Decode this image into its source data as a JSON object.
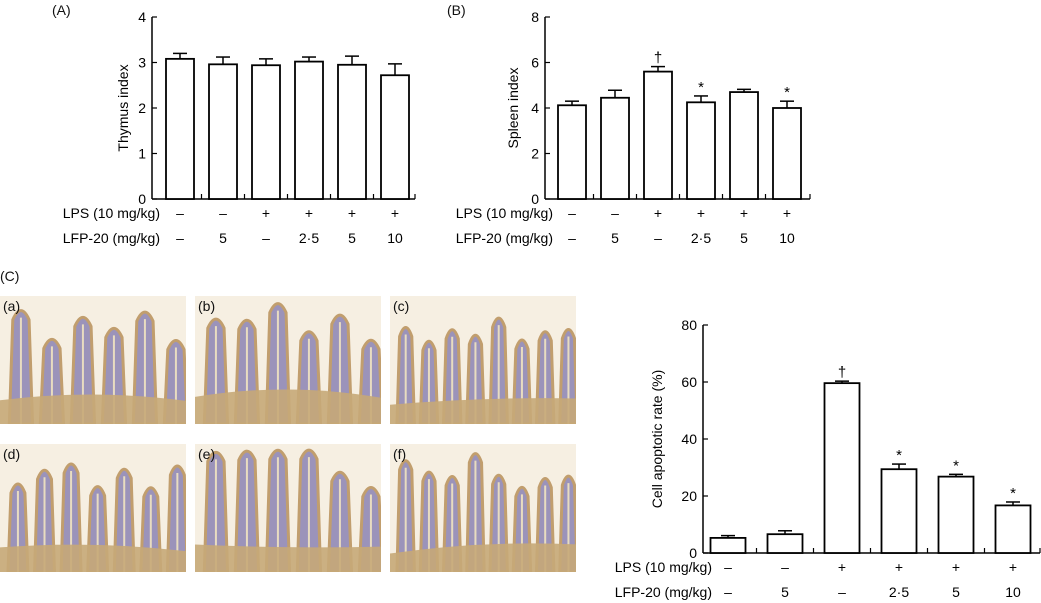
{
  "panels": {
    "A": "(A)",
    "B": "(B)",
    "C": "(C)"
  },
  "micrographs": [
    {
      "label": "(a)"
    },
    {
      "label": "(b)"
    },
    {
      "label": "(c)"
    },
    {
      "label": "(d)"
    },
    {
      "label": "(e)"
    },
    {
      "label": "(f)"
    }
  ],
  "colors": {
    "bar_fill": "#ffffff",
    "bar_stroke": "#000000",
    "tissue_purple": "#8c84b4",
    "tissue_brown": "#b8905a",
    "background": "#f6efe2"
  },
  "chart_data": [
    {
      "type": "bar",
      "title": "",
      "ylabel": "Thymus index",
      "ylim": [
        0,
        4
      ],
      "yticks": [
        "0",
        "1",
        "2",
        "3",
        "4"
      ],
      "row_labels": [
        "LPS (10 mg/kg)",
        "LFP-20 (mg/kg)"
      ],
      "lps": [
        "–",
        "–",
        "+",
        "+",
        "+",
        "+"
      ],
      "lfp": [
        "–",
        "5",
        "–",
        "2·5",
        "5",
        "10"
      ],
      "values": [
        3.08,
        2.96,
        2.94,
        3.02,
        2.95,
        2.72
      ],
      "errors": [
        0.12,
        0.16,
        0.14,
        0.1,
        0.19,
        0.25
      ],
      "annotations": [
        "",
        "",
        "",
        "",
        "",
        ""
      ]
    },
    {
      "type": "bar",
      "title": "",
      "ylabel": "Spleen index",
      "ylim": [
        0,
        8
      ],
      "yticks": [
        "0",
        "2",
        "4",
        "6",
        "8"
      ],
      "row_labels": [
        "LPS (10 mg/kg)",
        "LFP-20 (mg/kg)"
      ],
      "lps": [
        "–",
        "–",
        "+",
        "+",
        "+",
        "+"
      ],
      "lfp": [
        "–",
        "5",
        "–",
        "2·5",
        "5",
        "10"
      ],
      "values": [
        4.12,
        4.45,
        5.6,
        4.25,
        4.7,
        4.0
      ],
      "errors": [
        0.18,
        0.33,
        0.22,
        0.28,
        0.12,
        0.3
      ],
      "annotations": [
        "",
        "",
        "†",
        "*",
        "",
        "*"
      ]
    },
    {
      "type": "bar",
      "title": "",
      "ylabel": "Cell apoptotic rate (%)",
      "ylim": [
        0,
        80
      ],
      "yticks": [
        "0",
        "20",
        "40",
        "60",
        "80"
      ],
      "row_labels": [
        "LPS (10 mg/kg)",
        "LFP-20 (mg/kg)"
      ],
      "lps": [
        "–",
        "–",
        "+",
        "+",
        "+",
        "+"
      ],
      "lfp": [
        "–",
        "5",
        "–",
        "2·5",
        "5",
        "10"
      ],
      "values": [
        5.3,
        6.6,
        59.6,
        29.4,
        26.8,
        16.7
      ],
      "errors": [
        0.8,
        1.2,
        0.7,
        1.8,
        0.8,
        1.2
      ],
      "annotations": [
        "",
        "",
        "†",
        "*",
        "*",
        "*"
      ]
    }
  ]
}
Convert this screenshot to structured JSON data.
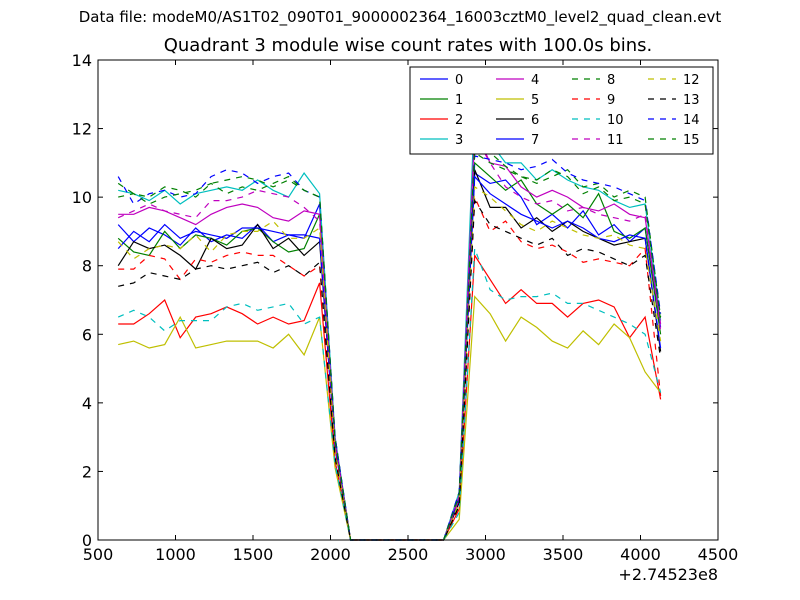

● **To be done**
Pick out the lines that include the word "index" and write them out.

● **Reply to the exercise**
      "ylabel": "Thymus index",
      "ylabel": "Spleen index",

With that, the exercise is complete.